• **Given task**
Reproduce the listing below exactly, minus its pictures.

--- START OF Data for the task ---

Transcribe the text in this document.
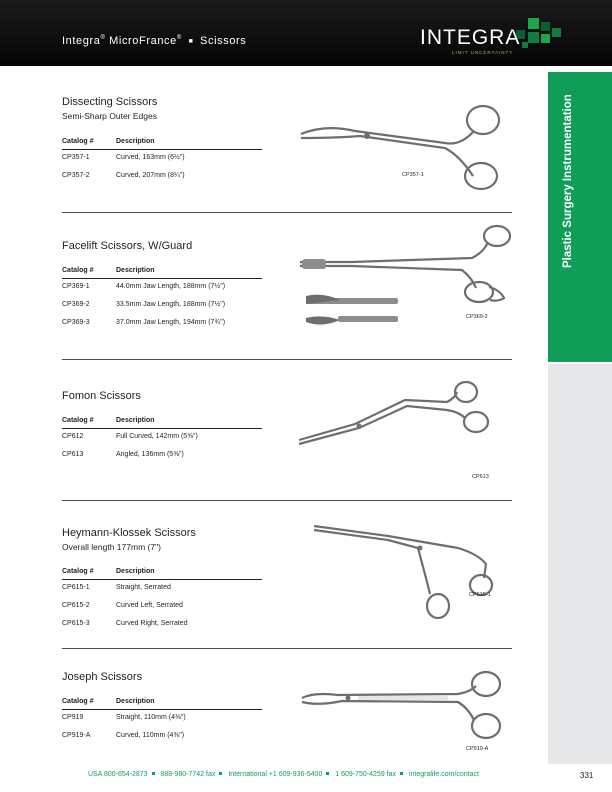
Integra® MicroFrance® ■ Scissors	INTEGRA
LIMIT UNCERTAINTY
Plastic Surgery Instrumentation
Dissecting Scissors
Semi-Sharp Outer Edges
Catalog #	Description
CP357-1	Curved, 163mm (6½")
CP357-2	Curved, 207mm (8¼")	CP357-1
Facelift Scissors, W/Guard
Catalog #	Description
CP369-1	44.0mm Jaw Length, 188mm (7½")
CP369-2	33.5mm Jaw Length, 188mm (7½")
CP369-3	37.0mm Jaw Length, 194mm (7¾")
CP369-2
Fomon Scissors
Catalog #	Description
CP612	Full Curved, 142mm (5⅝")
CP613	Angled, 136mm (5⅜")
CP613
Heymann-Klossek Scissors
Overall length 177mm (7")
Catalog #	Description
CP615-1	Straight, Serrated
CP615-2	Curved Left, Serrated
CP615-3	Curved Right, Serrated
CP615-1
Joseph Scissors
Catalog #	Description
CP919	Straight, 110mm (4⅜")
CP919-A	Curved, 110mm (4⅜")
CP919-A
USA 800-654-2873 888-980-7742 fax International +1 609-936-5400 1 609-750-4259 fax integralife.com/contact	331
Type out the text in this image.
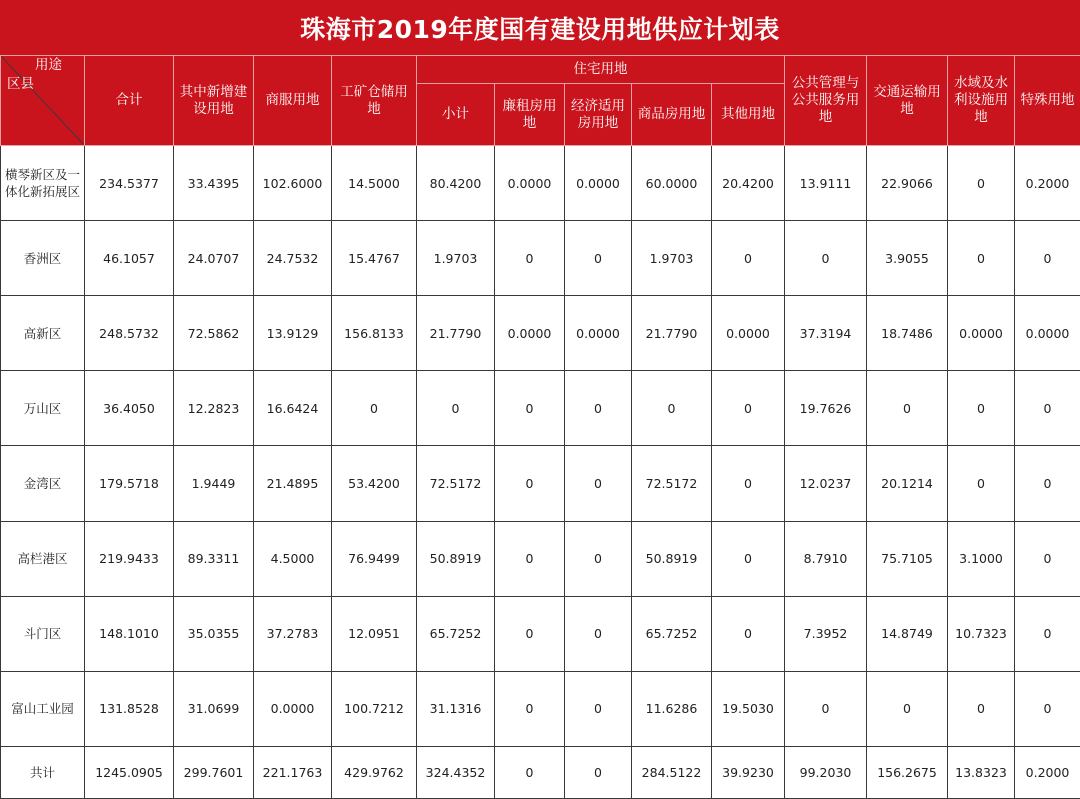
珠海市2019年度国有建设用地供应计划表
用途
区县	合计	其中新增建设用地	商服用地	工矿仓储用地	住宅用地					公共管理与公共服务用地	交通运输用地	水域及水利设施用地	特殊用地
					小计	廉租房用地	经济适用房用地	商品房用地	其他用地				
横琴新区及一体化新拓展区	234.5377	33.4395	102.6000	14.5000	80.4200	0.0000	0.0000	60.0000	20.4200	13.9111	22.9066	0	0.2000
香洲区	46.1057	24.0707	24.7532	15.4767	1.9703	0	0	1.9703	0	0	3.9055	0	0
高新区	248.5732	72.5862	13.9129	156.8133	21.7790	0.0000	0.0000	21.7790	0.0000	37.3194	18.7486	0.0000	0.0000
万山区	36.4050	12.2823	16.6424	0	0	0	0	0	0	19.7626	0	0	0
金湾区	179.5718	1.9449	21.4895	53.4200	72.5172	0	0	72.5172	0	12.0237	20.1214	0	0
高栏港区	219.9433	89.3311	4.5000	76.9499	50.8919	0	0	50.8919	0	8.7910	75.7105	3.1000	0
斗门区	148.1010	35.0355	37.2783	12.0951	65.7252	0	0	65.7252	0	7.3952	14.8749	10.7323	0
富山工业园	131.8528	31.0699	0.0000	100.7212	31.1316	0	0	11.6286	19.5030	0	0	0	0
共计	1245.0905	299.7601	221.1763	429.9762	324.4352	0	0	284.5122	39.9230	99.2030	156.2675	13.8323	0.2000
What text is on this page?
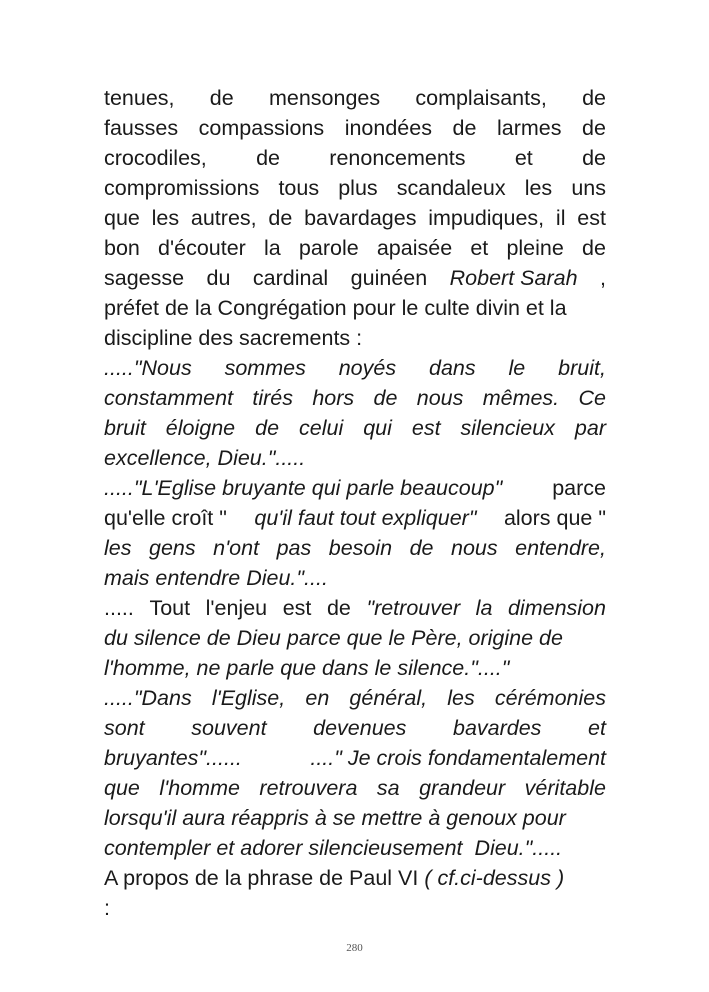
tenues, de mensonges complaisants, de
fausses compassions inondées de larmes de
crocodiles, de renoncements et de
compromissions tous plus scandaleux les uns
que les autres, de bavardages impudiques, il est
bon d'écouter la parole apaisée et pleine de
sagesse du cardinal guinéen Robert Sarah ,
préfet de la Congrégation pour le culte divin et la
discipline des sacrements :
....."Nous sommes noyés dans le bruit,
constamment tirés hors de nous mêmes. Ce
bruit éloigne de celui qui est silencieux par
excellence, Dieu.".....
....."L'Eglise bruyante qui parle beaucoup" parce
qu'elle croît " qu'il faut tout expliquer" alors que "
les gens n'ont pas besoin de nous entendre,
mais entendre Dieu."....
..... Tout l'enjeu est de "retrouver la dimension
du silence de Dieu parce que le Père, origine de
l'homme, ne parle que dans le silence."...."
....."Dans l'Eglise, en général, les cérémonies
sont souvent devenues bavardes et
bruyantes"......	...." Je crois fondamentalement
que l'homme retrouvera sa grandeur véritable
lorsqu'il aura réappris à se mettre à genoux pour
contempler et adorer silencieusement  Dieu.".....
A propos de la phrase de Paul VI ( cf.ci-dessus )
:
280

--- END OF Data for the task ---

• **Written solution**
Transcribe the text in this document.
Integra® MicroFrance® ■ Scissors	INTEGRA
LIMIT UNCERTAINTY
Plastic Surgery Instrumentation
Dissecting Scissors
Semi-Sharp Outer Edges
Catalog #	Description
CP357-1	Curved, 163mm (6½")
CP357-2	Curved, 207mm (8¼")	CP357-1
Facelift Scissors, W/Guard
Catalog #	Description
CP369-1	44.0mm Jaw Length, 188mm (7½")
CP369-2	33.5mm Jaw Length, 188mm (7½")
CP369-3	37.0mm Jaw Length, 194mm (7¾")
CP369-2
Fomon Scissors
Catalog #	Description
CP612	Full Curved, 142mm (5⅝")
CP613	Angled, 136mm (5⅜")
CP613
Heymann-Klossek Scissors
Overall length 177mm (7")
Catalog #	Description
CP615-1	Straight, Serrated
CP615-2	Curved Left, Serrated
CP615-3	Curved Right, Serrated
CP615-1
Joseph Scissors
Catalog #	Description
CP919	Straight, 110mm (4⅜")
CP919-A	Curved, 110mm (4⅜")
CP919-A
USA 800-654-2873 888-980-7742 fax International +1 609-936-5400 1 609-750-4259 fax integralife.com/contact	331
Type out the text in this image.
珠海市2019年度国有建设用地供应计划表
用途
区县	合计	其中新增建设用地	商服用地	工矿仓储用地	住宅用地					公共管理与公共服务用地	交通运输用地	水域及水利设施用地	特殊用地
					小计	廉租房用地	经济适用房用地	商品房用地	其他用地				
横琴新区及一体化新拓展区	234.5377	33.4395	102.6000	14.5000	80.4200	0.0000	0.0000	60.0000	20.4200	13.9111	22.9066	0	0.2000
香洲区	46.1057	24.0707	24.7532	15.4767	1.9703	0	0	1.9703	0	0	3.9055	0	0
高新区	248.5732	72.5862	13.9129	156.8133	21.7790	0.0000	0.0000	21.7790	0.0000	37.3194	18.7486	0.0000	0.0000
万山区	36.4050	12.2823	16.6424	0	0	0	0	0	0	19.7626	0	0	0
金湾区	179.5718	1.9449	21.4895	53.4200	72.5172	0	0	72.5172	0	12.0237	20.1214	0	0
高栏港区	219.9433	89.3311	4.5000	76.9499	50.8919	0	0	50.8919	0	8.7910	75.7105	3.1000	0
斗门区	148.1010	35.0355	37.2783	12.0951	65.7252	0	0	65.7252	0	7.3952	14.8749	10.7323	0
富山工业园	131.8528	31.0699	0.0000	100.7212	31.1316	0	0	11.6286	19.5030	0	0	0	0
共计	1245.0905	299.7601	221.1763	429.9762	324.4352	0	0	284.5122	39.9230	99.2030	156.2675	13.8323	0.2000
What text is on this page?
tenues, de mensonges complaisants, de
fausses compassions inondées de larmes de
crocodiles, de renoncements et de
compromissions tous plus scandaleux les uns
que les autres, de bavardages impudiques, il est
bon d'écouter la parole apaisée et pleine de
sagesse du cardinal guinéen Robert Sarah ,
préfet de la Congrégation pour le culte divin et la
discipline des sacrements :
....."Nous sommes noyés dans le bruit,
constamment tirés hors de nous mêmes. Ce
bruit éloigne de celui qui est silencieux par
excellence, Dieu.".....
....."L'Eglise bruyante qui parle beaucoup" parce
qu'elle croît " qu'il faut tout expliquer" alors que "
les gens n'ont pas besoin de nous entendre,
mais entendre Dieu."....
..... Tout l'enjeu est de "retrouver la dimension
du silence de Dieu parce que le Père, origine de
l'homme, ne parle que dans le silence."...."
....."Dans l'Eglise, en général, les cérémonies
sont souvent devenues bavardes et
bruyantes"......	...." Je crois fondamentalement
que l'homme retrouvera sa grandeur véritable
lorsqu'il aura réappris à se mettre à genoux pour
contempler et adorer silencieusement  Dieu.".....
A propos de la phrase de Paul VI ( cf.ci-dessus )
:
280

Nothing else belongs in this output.